▶ What this task involves: Repeat each line of the material below exactly as it appears, minus any pictures.

Figure dataset records
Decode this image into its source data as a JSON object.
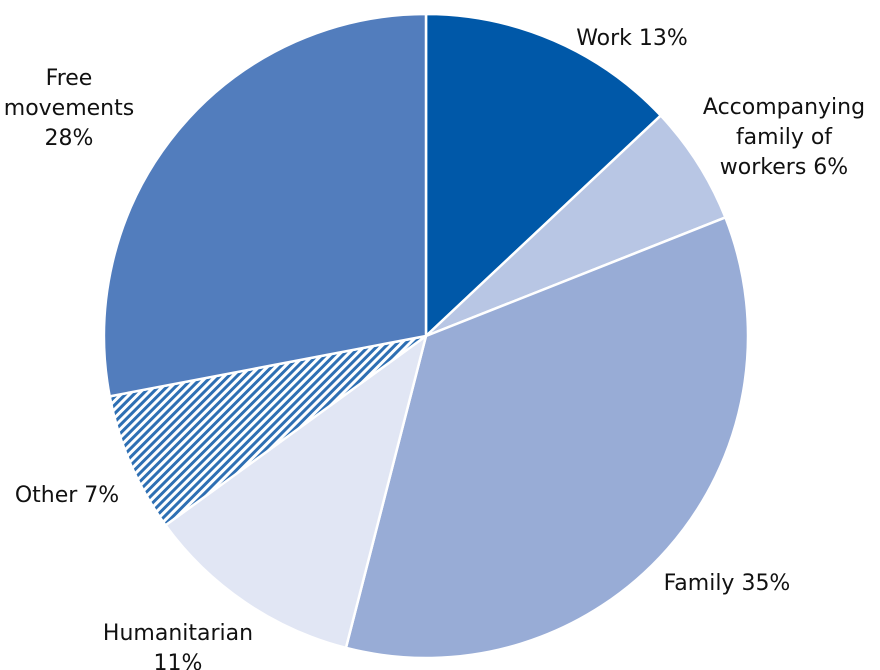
{
  "chart_data": {
    "type": "pie",
    "title": "",
    "start_angle_deg": 0,
    "direction": "clockwise",
    "slices": [
      {
        "name": "Work",
        "value": 13,
        "color": "#0058a8",
        "pattern": "none",
        "label_lines": [
          "Work 13%"
        ]
      },
      {
        "name": "Accompanying family of workers",
        "value": 6,
        "color": "#b8c6e4",
        "pattern": "none",
        "label_lines": [
          "Accompanying",
          "family of",
          "workers 6%"
        ]
      },
      {
        "name": "Family",
        "value": 35,
        "color": "#98acd6",
        "pattern": "none",
        "label_lines": [
          "Family 35%"
        ]
      },
      {
        "name": "Humanitarian",
        "value": 11,
        "color": "#e1e6f4",
        "pattern": "none",
        "label_lines": [
          "Humanitarian",
          "11%"
        ]
      },
      {
        "name": "Other",
        "value": 7,
        "color": "#2e6fb3",
        "pattern": "diagonal-hatch",
        "label_lines": [
          "Other 7%"
        ]
      },
      {
        "name": "Free movements",
        "value": 28,
        "color": "#527dbd",
        "pattern": "none",
        "label_lines": [
          "Free",
          "movements",
          "28%"
        ]
      }
    ]
  }
}
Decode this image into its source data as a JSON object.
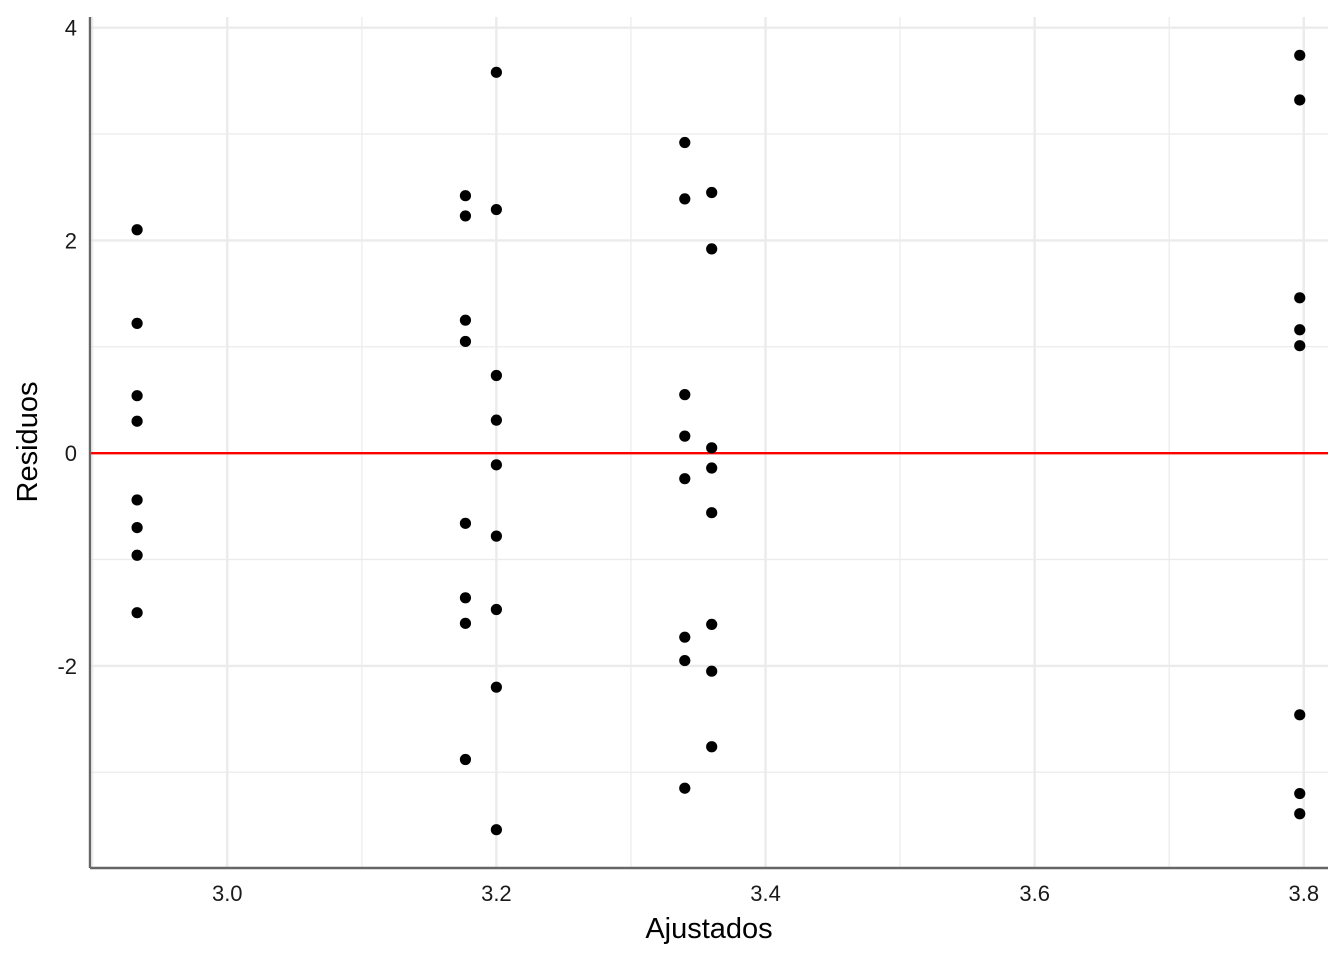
{
  "chart_data": {
    "type": "scatter",
    "title": "",
    "xlabel": "Ajustados",
    "ylabel": "Residuos",
    "xlim": [
      2.898,
      3.818
    ],
    "ylim": [
      -3.9,
      4.1
    ],
    "xticks": [
      {
        "value": 3.0,
        "label": "3.0"
      },
      {
        "value": 3.2,
        "label": "3.2"
      },
      {
        "value": 3.4,
        "label": "3.4"
      },
      {
        "value": 3.6,
        "label": "3.6"
      },
      {
        "value": 3.8,
        "label": "3.8"
      }
    ],
    "yticks": [
      {
        "value": -2,
        "label": "-2"
      },
      {
        "value": 0,
        "label": "0"
      },
      {
        "value": 2,
        "label": "2"
      },
      {
        "value": 4,
        "label": "4"
      }
    ],
    "x_minor_grid": [
      2.9,
      3.1,
      3.3,
      3.5,
      3.7
    ],
    "y_minor_grid": [
      -3,
      -1,
      1,
      3
    ],
    "grid": true,
    "reference_line": {
      "y": 0,
      "color": "#ff0000"
    },
    "point_color": "#000000",
    "grid_color": "#ebebeb",
    "axis_color": "#666666",
    "series": [
      {
        "points": [
          {
            "x": 2.933,
            "y": 2.1
          },
          {
            "x": 2.933,
            "y": 1.22
          },
          {
            "x": 2.933,
            "y": 0.54
          },
          {
            "x": 2.933,
            "y": 0.3
          },
          {
            "x": 2.933,
            "y": -0.44
          },
          {
            "x": 2.933,
            "y": -0.7
          },
          {
            "x": 2.933,
            "y": -0.96
          },
          {
            "x": 2.933,
            "y": -1.5
          },
          {
            "x": 3.177,
            "y": 2.42
          },
          {
            "x": 3.177,
            "y": 2.23
          },
          {
            "x": 3.177,
            "y": 1.25
          },
          {
            "x": 3.177,
            "y": 1.05
          },
          {
            "x": 3.177,
            "y": -0.66
          },
          {
            "x": 3.177,
            "y": -1.36
          },
          {
            "x": 3.177,
            "y": -1.6
          },
          {
            "x": 3.177,
            "y": -2.88
          },
          {
            "x": 3.2,
            "y": 3.58
          },
          {
            "x": 3.2,
            "y": 2.29
          },
          {
            "x": 3.2,
            "y": 0.73
          },
          {
            "x": 3.2,
            "y": 0.31
          },
          {
            "x": 3.2,
            "y": -0.11
          },
          {
            "x": 3.2,
            "y": -0.78
          },
          {
            "x": 3.2,
            "y": -1.47
          },
          {
            "x": 3.2,
            "y": -2.2
          },
          {
            "x": 3.2,
            "y": -3.54
          },
          {
            "x": 3.34,
            "y": 2.92
          },
          {
            "x": 3.34,
            "y": 2.39
          },
          {
            "x": 3.34,
            "y": 0.55
          },
          {
            "x": 3.34,
            "y": 0.16
          },
          {
            "x": 3.34,
            "y": -0.24
          },
          {
            "x": 3.34,
            "y": -1.73
          },
          {
            "x": 3.34,
            "y": -1.95
          },
          {
            "x": 3.34,
            "y": -3.15
          },
          {
            "x": 3.36,
            "y": 2.45
          },
          {
            "x": 3.36,
            "y": 1.92
          },
          {
            "x": 3.36,
            "y": 0.05
          },
          {
            "x": 3.36,
            "y": -0.14
          },
          {
            "x": 3.36,
            "y": -0.56
          },
          {
            "x": 3.36,
            "y": -1.61
          },
          {
            "x": 3.36,
            "y": -2.05
          },
          {
            "x": 3.36,
            "y": -2.76
          },
          {
            "x": 3.797,
            "y": 3.74
          },
          {
            "x": 3.797,
            "y": 3.32
          },
          {
            "x": 3.797,
            "y": 1.46
          },
          {
            "x": 3.797,
            "y": 1.16
          },
          {
            "x": 3.797,
            "y": 1.01
          },
          {
            "x": 3.797,
            "y": -2.46
          },
          {
            "x": 3.797,
            "y": -3.2
          },
          {
            "x": 3.797,
            "y": -3.39
          }
        ]
      }
    ]
  }
}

▶ Complete answer:
Decode this image into its source data as a JSON object.
{
  "chart_data": {
    "type": "pie",
    "title": "",
    "start_angle_deg": 0,
    "direction": "clockwise",
    "slices": [
      {
        "name": "Work",
        "value": 13,
        "color": "#0058a8",
        "pattern": "none",
        "label_lines": [
          "Work 13%"
        ]
      },
      {
        "name": "Accompanying family of workers",
        "value": 6,
        "color": "#b8c6e4",
        "pattern": "none",
        "label_lines": [
          "Accompanying",
          "family of",
          "workers 6%"
        ]
      },
      {
        "name": "Family",
        "value": 35,
        "color": "#98acd6",
        "pattern": "none",
        "label_lines": [
          "Family 35%"
        ]
      },
      {
        "name": "Humanitarian",
        "value": 11,
        "color": "#e1e6f4",
        "pattern": "none",
        "label_lines": [
          "Humanitarian",
          "11%"
        ]
      },
      {
        "name": "Other",
        "value": 7,
        "color": "#2e6fb3",
        "pattern": "diagonal-hatch",
        "label_lines": [
          "Other 7%"
        ]
      },
      {
        "name": "Free movements",
        "value": 28,
        "color": "#527dbd",
        "pattern": "none",
        "label_lines": [
          "Free",
          "movements",
          "28%"
        ]
      }
    ]
  }
}
Decode this image into its source data as a JSON object.
{
  "chart_data": {
    "type": "scatter",
    "title": "",
    "xlabel": "Ajustados",
    "ylabel": "Residuos",
    "xlim": [
      2.898,
      3.818
    ],
    "ylim": [
      -3.9,
      4.1
    ],
    "xticks": [
      {
        "value": 3.0,
        "label": "3.0"
      },
      {
        "value": 3.2,
        "label": "3.2"
      },
      {
        "value": 3.4,
        "label": "3.4"
      },
      {
        "value": 3.6,
        "label": "3.6"
      },
      {
        "value": 3.8,
        "label": "3.8"
      }
    ],
    "yticks": [
      {
        "value": -2,
        "label": "-2"
      },
      {
        "value": 0,
        "label": "0"
      },
      {
        "value": 2,
        "label": "2"
      },
      {
        "value": 4,
        "label": "4"
      }
    ],
    "x_minor_grid": [
      2.9,
      3.1,
      3.3,
      3.5,
      3.7
    ],
    "y_minor_grid": [
      -3,
      -1,
      1,
      3
    ],
    "grid": true,
    "reference_line": {
      "y": 0,
      "color": "#ff0000"
    },
    "point_color": "#000000",
    "grid_color": "#ebebeb",
    "axis_color": "#666666",
    "series": [
      {
        "points": [
          {
            "x": 2.933,
            "y": 2.1
          },
          {
            "x": 2.933,
            "y": 1.22
          },
          {
            "x": 2.933,
            "y": 0.54
          },
          {
            "x": 2.933,
            "y": 0.3
          },
          {
            "x": 2.933,
            "y": -0.44
          },
          {
            "x": 2.933,
            "y": -0.7
          },
          {
            "x": 2.933,
            "y": -0.96
          },
          {
            "x": 2.933,
            "y": -1.5
          },
          {
            "x": 3.177,
            "y": 2.42
          },
          {
            "x": 3.177,
            "y": 2.23
          },
          {
            "x": 3.177,
            "y": 1.25
          },
          {
            "x": 3.177,
            "y": 1.05
          },
          {
            "x": 3.177,
            "y": -0.66
          },
          {
            "x": 3.177,
            "y": -1.36
          },
          {
            "x": 3.177,
            "y": -1.6
          },
          {
            "x": 3.177,
            "y": -2.88
          },
          {
            "x": 3.2,
            "y": 3.58
          },
          {
            "x": 3.2,
            "y": 2.29
          },
          {
            "x": 3.2,
            "y": 0.73
          },
          {
            "x": 3.2,
            "y": 0.31
          },
          {
            "x": 3.2,
            "y": -0.11
          },
          {
            "x": 3.2,
            "y": -0.78
          },
          {
            "x": 3.2,
            "y": -1.47
          },
          {
            "x": 3.2,
            "y": -2.2
          },
          {
            "x": 3.2,
            "y": -3.54
          },
          {
            "x": 3.34,
            "y": 2.92
          },
          {
            "x": 3.34,
            "y": 2.39
          },
          {
            "x": 3.34,
            "y": 0.55
          },
          {
            "x": 3.34,
            "y": 0.16
          },
          {
            "x": 3.34,
            "y": -0.24
          },
          {
            "x": 3.34,
            "y": -1.73
          },
          {
            "x": 3.34,
            "y": -1.95
          },
          {
            "x": 3.34,
            "y": -3.15
          },
          {
            "x": 3.36,
            "y": 2.45
          },
          {
            "x": 3.36,
            "y": 1.92
          },
          {
            "x": 3.36,
            "y": 0.05
          },
          {
            "x": 3.36,
            "y": -0.14
          },
          {
            "x": 3.36,
            "y": -0.56
          },
          {
            "x": 3.36,
            "y": -1.61
          },
          {
            "x": 3.36,
            "y": -2.05
          },
          {
            "x": 3.36,
            "y": -2.76
          },
          {
            "x": 3.797,
            "y": 3.74
          },
          {
            "x": 3.797,
            "y": 3.32
          },
          {
            "x": 3.797,
            "y": 1.46
          },
          {
            "x": 3.797,
            "y": 1.16
          },
          {
            "x": 3.797,
            "y": 1.01
          },
          {
            "x": 3.797,
            "y": -2.46
          },
          {
            "x": 3.797,
            "y": -3.2
          },
          {
            "x": 3.797,
            "y": -3.39
          }
        ]
      }
    ]
  }
}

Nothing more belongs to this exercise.